| Aim of the exercise |
Find and copy each line of the records where the string "image" shows up.

Stored records:
++++++++

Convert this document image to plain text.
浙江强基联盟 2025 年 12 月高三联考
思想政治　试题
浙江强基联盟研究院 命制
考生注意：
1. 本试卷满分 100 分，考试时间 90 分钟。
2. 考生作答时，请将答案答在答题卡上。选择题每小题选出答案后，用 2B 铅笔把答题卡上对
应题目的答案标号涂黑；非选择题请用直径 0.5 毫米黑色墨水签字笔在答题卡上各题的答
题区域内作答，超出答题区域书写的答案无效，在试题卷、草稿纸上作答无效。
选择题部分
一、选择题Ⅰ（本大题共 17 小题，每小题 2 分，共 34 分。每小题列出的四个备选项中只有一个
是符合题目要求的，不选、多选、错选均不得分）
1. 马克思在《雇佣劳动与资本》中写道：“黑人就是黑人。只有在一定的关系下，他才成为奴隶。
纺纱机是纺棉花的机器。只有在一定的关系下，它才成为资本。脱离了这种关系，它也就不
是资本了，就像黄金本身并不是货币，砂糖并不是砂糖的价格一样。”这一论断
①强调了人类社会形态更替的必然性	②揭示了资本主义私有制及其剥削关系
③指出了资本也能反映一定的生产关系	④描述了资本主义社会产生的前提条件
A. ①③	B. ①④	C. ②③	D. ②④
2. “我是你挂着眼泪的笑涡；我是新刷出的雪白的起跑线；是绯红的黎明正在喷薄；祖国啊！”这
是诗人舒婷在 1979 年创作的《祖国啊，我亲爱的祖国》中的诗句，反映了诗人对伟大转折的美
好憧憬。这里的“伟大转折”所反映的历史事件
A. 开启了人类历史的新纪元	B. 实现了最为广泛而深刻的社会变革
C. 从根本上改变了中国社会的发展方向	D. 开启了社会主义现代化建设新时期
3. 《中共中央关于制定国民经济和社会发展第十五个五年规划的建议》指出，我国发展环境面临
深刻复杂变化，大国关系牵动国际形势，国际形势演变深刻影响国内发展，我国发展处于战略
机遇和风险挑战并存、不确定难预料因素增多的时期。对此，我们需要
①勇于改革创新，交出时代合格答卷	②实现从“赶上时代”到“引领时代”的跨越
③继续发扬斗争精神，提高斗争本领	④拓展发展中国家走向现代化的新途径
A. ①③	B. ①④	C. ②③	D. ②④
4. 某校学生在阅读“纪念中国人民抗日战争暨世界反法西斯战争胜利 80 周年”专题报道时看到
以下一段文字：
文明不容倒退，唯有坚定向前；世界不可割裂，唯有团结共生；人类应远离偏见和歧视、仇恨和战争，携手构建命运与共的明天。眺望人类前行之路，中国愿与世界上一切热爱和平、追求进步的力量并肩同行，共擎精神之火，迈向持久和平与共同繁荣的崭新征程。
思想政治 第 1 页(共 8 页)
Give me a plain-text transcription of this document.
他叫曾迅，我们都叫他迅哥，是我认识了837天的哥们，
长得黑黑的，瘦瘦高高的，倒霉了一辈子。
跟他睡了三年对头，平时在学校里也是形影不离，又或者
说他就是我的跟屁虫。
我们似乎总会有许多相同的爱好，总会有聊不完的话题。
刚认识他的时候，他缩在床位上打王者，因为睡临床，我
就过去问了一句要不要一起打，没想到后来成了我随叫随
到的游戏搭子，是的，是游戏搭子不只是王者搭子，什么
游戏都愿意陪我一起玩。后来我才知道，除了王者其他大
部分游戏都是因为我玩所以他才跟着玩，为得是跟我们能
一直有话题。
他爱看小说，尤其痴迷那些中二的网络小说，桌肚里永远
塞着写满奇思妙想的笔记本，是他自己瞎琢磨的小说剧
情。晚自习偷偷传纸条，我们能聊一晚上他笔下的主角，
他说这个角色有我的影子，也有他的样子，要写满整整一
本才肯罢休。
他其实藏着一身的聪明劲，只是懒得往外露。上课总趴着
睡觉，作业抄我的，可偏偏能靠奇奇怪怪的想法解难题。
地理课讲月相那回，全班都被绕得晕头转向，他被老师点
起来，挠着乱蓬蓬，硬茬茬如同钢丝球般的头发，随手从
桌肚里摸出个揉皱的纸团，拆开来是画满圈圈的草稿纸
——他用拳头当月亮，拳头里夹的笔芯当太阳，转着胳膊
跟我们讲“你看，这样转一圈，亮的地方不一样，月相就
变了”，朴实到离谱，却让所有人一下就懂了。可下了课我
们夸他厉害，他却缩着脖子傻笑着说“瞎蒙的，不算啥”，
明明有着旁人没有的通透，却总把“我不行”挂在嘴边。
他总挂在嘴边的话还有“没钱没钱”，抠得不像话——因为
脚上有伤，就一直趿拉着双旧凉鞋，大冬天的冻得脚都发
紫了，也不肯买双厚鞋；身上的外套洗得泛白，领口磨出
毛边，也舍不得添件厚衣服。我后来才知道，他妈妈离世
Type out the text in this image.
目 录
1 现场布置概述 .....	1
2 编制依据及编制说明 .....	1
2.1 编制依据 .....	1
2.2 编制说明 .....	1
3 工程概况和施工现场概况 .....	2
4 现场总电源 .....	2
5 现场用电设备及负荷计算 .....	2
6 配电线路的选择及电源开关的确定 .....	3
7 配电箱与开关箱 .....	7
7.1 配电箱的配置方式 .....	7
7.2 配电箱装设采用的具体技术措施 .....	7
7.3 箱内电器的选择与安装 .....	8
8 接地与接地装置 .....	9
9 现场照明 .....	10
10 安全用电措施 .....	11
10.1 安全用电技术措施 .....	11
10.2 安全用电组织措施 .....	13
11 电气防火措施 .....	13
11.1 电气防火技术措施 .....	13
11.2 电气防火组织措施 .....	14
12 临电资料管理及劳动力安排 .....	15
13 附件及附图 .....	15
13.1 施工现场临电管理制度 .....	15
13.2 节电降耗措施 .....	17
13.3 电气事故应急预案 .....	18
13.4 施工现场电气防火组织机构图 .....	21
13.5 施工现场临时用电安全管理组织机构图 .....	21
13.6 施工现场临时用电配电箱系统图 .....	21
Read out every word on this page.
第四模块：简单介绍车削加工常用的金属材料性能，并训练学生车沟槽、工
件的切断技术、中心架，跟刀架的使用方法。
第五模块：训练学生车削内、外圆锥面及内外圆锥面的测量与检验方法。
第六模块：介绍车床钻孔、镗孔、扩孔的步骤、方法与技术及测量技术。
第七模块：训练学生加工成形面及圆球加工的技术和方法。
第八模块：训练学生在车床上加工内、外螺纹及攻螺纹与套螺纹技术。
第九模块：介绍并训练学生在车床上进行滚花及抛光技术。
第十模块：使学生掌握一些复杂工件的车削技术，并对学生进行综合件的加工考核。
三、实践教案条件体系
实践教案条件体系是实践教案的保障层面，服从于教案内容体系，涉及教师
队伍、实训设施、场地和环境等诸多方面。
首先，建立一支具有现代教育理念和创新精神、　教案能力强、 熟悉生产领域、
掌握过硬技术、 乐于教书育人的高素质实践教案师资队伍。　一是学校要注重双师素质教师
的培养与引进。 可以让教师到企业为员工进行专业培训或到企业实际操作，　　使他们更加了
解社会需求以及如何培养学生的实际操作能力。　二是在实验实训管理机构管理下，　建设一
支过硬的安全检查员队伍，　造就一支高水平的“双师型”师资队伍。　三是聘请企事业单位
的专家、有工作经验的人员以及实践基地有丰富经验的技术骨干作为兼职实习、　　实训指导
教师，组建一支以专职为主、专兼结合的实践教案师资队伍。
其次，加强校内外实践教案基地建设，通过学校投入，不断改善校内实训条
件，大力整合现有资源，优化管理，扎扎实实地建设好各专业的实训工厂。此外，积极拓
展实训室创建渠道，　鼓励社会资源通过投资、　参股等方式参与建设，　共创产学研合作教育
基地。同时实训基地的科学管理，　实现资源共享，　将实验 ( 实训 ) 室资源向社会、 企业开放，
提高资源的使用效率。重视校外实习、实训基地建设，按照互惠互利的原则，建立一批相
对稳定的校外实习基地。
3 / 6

++++++++

| Task answer |
Convert this document image to plain text.
Type out the text in this image.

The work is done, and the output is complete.